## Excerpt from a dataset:
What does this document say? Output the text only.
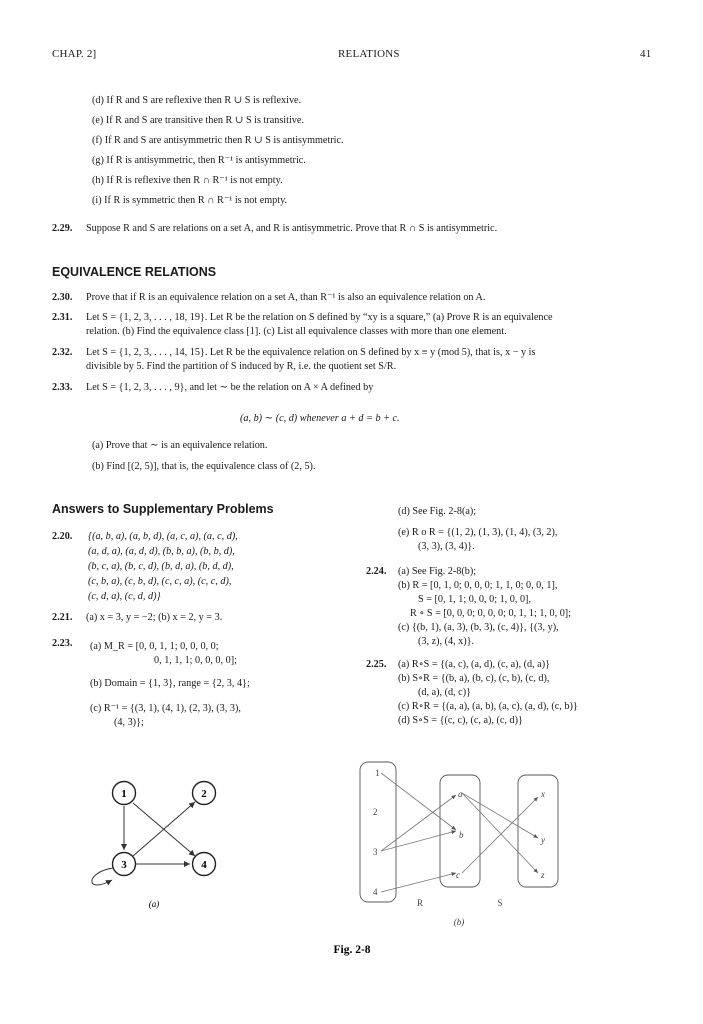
CHAP. 2]	RELATIONS	41
(d) If R and S are reflexive then R ∪ S is reflexive.
(e) If R and S are transitive then R ∪ S is transitive.
(f) If R and S are antisymmetric then R ∪ S is antisymmetric.
(g) If R is antisymmetric, then R⁻¹ is antisymmetric.
(h) If R is reflexive then R ∩ R⁻¹ is not empty.
(i) If R is symmetric then R ∩ R⁻¹ is not empty.
2.29. Suppose R and S are relations on a set A, and R is antisymmetric. Prove that R ∩ S is antisymmetric.
EQUIVALENCE RELATIONS
2.30. Prove that if R is an equivalence relation on a set A, than R⁻¹ is also an equivalence relation on A.
2.31. Let S = {1, 2, 3, . . . , 18, 19}. Let R be the relation on S defined by “xy is a square,” (a) Prove R is an equivalence
relation. (b) Find the equivalence class [1]. (c) List all equivalence classes with more than one element.
2.32. Let S = {1, 2, 3, . . . , 14, 15}. Let R be the equivalence relation on S defined by x ≡ y (mod 5), that is, x − y is
divisible by 5. Find the partition of S induced by R, i.e. the quotient set S/R.
2.33. Let S = {1, 2, 3, . . . , 9}, and let ∼ be the relation on A × A defined by
(a, b) ∼ (c, d) whenever a + d = b + c.
(a) Prove that ∼ is an equivalence relation.
(b) Find [(2, 5)], that is, the equivalence class of (2, 5).
Answers to Supplementary Problems
2.20. {(a, b, a), (a, b, d), (a, c, a), (a, c, d),
(a, d, a), (a, d, d), (b, b, a), (b, b, d),
(b, c, a), (b, c, d), (b, d, a), (b, d, d),
(c, b, a), (c, b, d), (c, c, a), (c, c, d),
(c, d, a), (c, d, d)}
2.21. (a) x = 3, y = −2; (b) x = 2, y = 3.
2.23. (a) M_R = [0, 0, 1, 1; 0, 0, 0, 0;
0, 1, 1, 1; 0, 0, 0, 0];
(b) Domain = {1, 3}, range = {2, 3, 4};
(c) R⁻¹ = {(3, 1), (4, 1), (2, 3), (3, 3),
(4, 3)};
(d) See Fig. 2-8(a);
(e) R o R = {(1, 2), (1, 3), (1, 4), (3, 2),
(3, 3), (3, 4)}.
2.24. (a) See Fig. 2-8(b);
(b) R = [0, 1, 0; 0, 0, 0; 1, 1, 0; 0, 0, 1],
S = [0, 1, 1; 0, 0, 0; 1, 0, 0],
R ∘ S = [0, 0, 0; 0, 0, 0; 0, 1, 1; 1, 0, 0];
(c) {(b, 1), (a, 3), (b, 3), (c, 4)}, {(3, y),
(3, z), (4, x)}.
2.25. (a) R∘S = {(a, c), (a, d), (c, a), (d, a)}
(b) S∘R = {(b, a), (b, c), (c, b), (c, d),
(d, a), (d, c)}
(c) R∘R = {(a, a), (a, b), (a, c), (a, d), (c, b)}
(d) S∘S = {(c, c), (c, a), (c, d)}
1	2
3	4
(a)
1
2
3
4
a
b
c
x
y
z
R	S
(b)
Fig. 2-8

## Given instruction:
Find how many lines hold the string "reflexive", and state that number alone.

## Task solution:
2